[PROBLEM TO SOLVE]
Reproduce the entire listing word for word.

Source data
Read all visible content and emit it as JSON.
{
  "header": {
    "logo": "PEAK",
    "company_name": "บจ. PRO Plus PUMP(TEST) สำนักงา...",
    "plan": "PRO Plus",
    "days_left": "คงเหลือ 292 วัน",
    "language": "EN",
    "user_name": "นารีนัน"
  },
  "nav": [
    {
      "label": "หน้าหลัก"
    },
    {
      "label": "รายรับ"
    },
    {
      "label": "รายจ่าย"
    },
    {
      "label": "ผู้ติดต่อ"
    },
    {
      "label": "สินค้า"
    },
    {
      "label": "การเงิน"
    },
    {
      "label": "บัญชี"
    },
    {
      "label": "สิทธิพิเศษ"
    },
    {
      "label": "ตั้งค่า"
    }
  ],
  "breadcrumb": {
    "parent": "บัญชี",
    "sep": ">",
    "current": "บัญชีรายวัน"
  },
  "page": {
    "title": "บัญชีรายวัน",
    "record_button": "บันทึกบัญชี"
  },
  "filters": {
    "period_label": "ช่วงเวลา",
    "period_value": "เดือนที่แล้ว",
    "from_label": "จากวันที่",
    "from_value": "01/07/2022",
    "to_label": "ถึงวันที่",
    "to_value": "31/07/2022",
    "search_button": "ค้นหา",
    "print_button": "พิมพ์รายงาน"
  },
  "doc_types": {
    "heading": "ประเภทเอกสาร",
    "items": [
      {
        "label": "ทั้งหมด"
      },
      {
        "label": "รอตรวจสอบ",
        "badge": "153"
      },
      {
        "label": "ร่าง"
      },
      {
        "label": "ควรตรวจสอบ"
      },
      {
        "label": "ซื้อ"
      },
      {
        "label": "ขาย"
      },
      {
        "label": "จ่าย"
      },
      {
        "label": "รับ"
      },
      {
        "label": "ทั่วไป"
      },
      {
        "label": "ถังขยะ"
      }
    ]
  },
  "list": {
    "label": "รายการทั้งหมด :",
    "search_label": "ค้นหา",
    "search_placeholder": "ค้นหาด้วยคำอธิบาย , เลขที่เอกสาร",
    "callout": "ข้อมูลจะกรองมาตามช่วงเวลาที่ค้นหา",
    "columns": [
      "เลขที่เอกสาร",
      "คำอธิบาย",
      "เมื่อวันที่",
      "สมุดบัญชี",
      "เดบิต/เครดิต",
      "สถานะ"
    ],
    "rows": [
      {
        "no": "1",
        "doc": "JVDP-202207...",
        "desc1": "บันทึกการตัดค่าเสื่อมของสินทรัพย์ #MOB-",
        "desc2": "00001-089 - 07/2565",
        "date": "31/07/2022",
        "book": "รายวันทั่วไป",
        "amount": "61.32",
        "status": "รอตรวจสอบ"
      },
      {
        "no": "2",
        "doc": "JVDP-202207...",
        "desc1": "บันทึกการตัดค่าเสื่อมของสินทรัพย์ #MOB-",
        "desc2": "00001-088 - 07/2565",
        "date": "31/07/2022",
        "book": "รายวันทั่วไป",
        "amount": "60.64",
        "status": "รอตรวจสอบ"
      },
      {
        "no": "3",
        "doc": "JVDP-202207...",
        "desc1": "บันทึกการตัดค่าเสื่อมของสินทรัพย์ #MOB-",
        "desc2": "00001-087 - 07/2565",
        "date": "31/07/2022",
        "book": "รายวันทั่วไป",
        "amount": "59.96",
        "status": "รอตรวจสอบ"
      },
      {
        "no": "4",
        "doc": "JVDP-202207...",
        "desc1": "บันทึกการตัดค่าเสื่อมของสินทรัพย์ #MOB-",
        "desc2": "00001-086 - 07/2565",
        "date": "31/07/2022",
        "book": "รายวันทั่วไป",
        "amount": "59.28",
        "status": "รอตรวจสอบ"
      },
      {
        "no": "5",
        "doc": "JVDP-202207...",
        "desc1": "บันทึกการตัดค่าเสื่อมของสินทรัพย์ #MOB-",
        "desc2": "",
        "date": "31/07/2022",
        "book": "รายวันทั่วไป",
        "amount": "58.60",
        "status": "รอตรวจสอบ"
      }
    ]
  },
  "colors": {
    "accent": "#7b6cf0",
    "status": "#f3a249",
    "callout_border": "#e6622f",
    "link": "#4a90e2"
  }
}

[RESULT OF THE EXERCISE]
Read all visible content and emit it as JSON.
{
  "header": {
    "logo": "PEAK",
    "company_name": "บจ. PRO Plus PUMP(TEST) สำนักงา...",
    "plan": "PRO Plus",
    "days_left": "คงเหลือ 292 วัน",
    "language": "EN",
    "user_name": "นารีนัน"
  },
  "nav": [
    {
      "label": "หน้าหลัก"
    },
    {
      "label": "รายรับ"
    },
    {
      "label": "รายจ่าย"
    },
    {
      "label": "ผู้ติดต่อ"
    },
    {
      "label": "สินค้า"
    },
    {
      "label": "การเงิน"
    },
    {
      "label": "บัญชี"
    },
    {
      "label": "สิทธิพิเศษ"
    },
    {
      "label": "ตั้งค่า"
    }
  ],
  "breadcrumb": {
    "parent": "บัญชี",
    "sep": ">",
    "current": "บัญชีรายวัน"
  },
  "page": {
    "title": "บัญชีรายวัน",
    "record_button": "บันทึกบัญชี"
  },
  "filters": {
    "period_label": "ช่วงเวลา",
    "period_value": "เดือนที่แล้ว",
    "from_label": "จากวันที่",
    "from_value": "01/07/2022",
    "to_label": "ถึงวันที่",
    "to_value": "31/07/2022",
    "search_button": "ค้นหา",
    "print_button": "พิมพ์รายงาน"
  },
  "doc_types": {
    "heading": "ประเภทเอกสาร",
    "items": [
      {
        "label": "ทั้งหมด"
      },
      {
        "label": "รอตรวจสอบ",
        "badge": "153"
      },
      {
        "label": "ร่าง"
      },
      {
        "label": "ควรตรวจสอบ"
      },
      {
        "label": "ซื้อ"
      },
      {
        "label": "ขาย"
      },
      {
        "label": "จ่าย"
      },
      {
        "label": "รับ"
      },
      {
        "label": "ทั่วไป"
      },
      {
        "label": "ถังขยะ"
      }
    ]
  },
  "list": {
    "label": "รายการทั้งหมด :",
    "search_label": "ค้นหา",
    "search_placeholder": "ค้นหาด้วยคำอธิบาย , เลขที่เอกสาร",
    "callout": "ข้อมูลจะกรองมาตามช่วงเวลาที่ค้นหา",
    "columns": [
      "เลขที่เอกสาร",
      "คำอธิบาย",
      "เมื่อวันที่",
      "สมุดบัญชี",
      "เดบิต/เครดิต",
      "สถานะ"
    ],
    "rows": [
      {
        "no": "1",
        "doc": "JVDP-202207...",
        "desc1": "บันทึกการตัดค่าเสื่อมของสินทรัพย์ #MOB-",
        "desc2": "00001-089 - 07/2565",
        "date": "31/07/2022",
        "book": "รายวันทั่วไป",
        "amount": "61.32",
        "status": "รอตรวจสอบ"
      },
      {
        "no": "2",
        "doc": "JVDP-202207...",
        "desc1": "บันทึกการตัดค่าเสื่อมของสินทรัพย์ #MOB-",
        "desc2": "00001-088 - 07/2565",
        "date": "31/07/2022",
        "book": "รายวันทั่วไป",
        "amount": "60.64",
        "status": "รอตรวจสอบ"
      },
      {
        "no": "3",
        "doc": "JVDP-202207...",
        "desc1": "บันทึกการตัดค่าเสื่อมของสินทรัพย์ #MOB-",
        "desc2": "00001-087 - 07/2565",
        "date": "31/07/2022",
        "book": "รายวันทั่วไป",
        "amount": "59.96",
        "status": "รอตรวจสอบ"
      },
      {
        "no": "4",
        "doc": "JVDP-202207...",
        "desc1": "บันทึกการตัดค่าเสื่อมของสินทรัพย์ #MOB-",
        "desc2": "00001-086 - 07/2565",
        "date": "31/07/2022",
        "book": "รายวันทั่วไป",
        "amount": "59.28",
        "status": "รอตรวจสอบ"
      },
      {
        "no": "5",
        "doc": "JVDP-202207...",
        "desc1": "บันทึกการตัดค่าเสื่อมของสินทรัพย์ #MOB-",
        "desc2": "",
        "date": "31/07/2022",
        "book": "รายวันทั่วไป",
        "amount": "58.60",
        "status": "รอตรวจสอบ"
      }
    ]
  },
  "colors": {
    "accent": "#7b6cf0",
    "status": "#f3a249",
    "callout_border": "#e6622f",
    "link": "#4a90e2"
  }
}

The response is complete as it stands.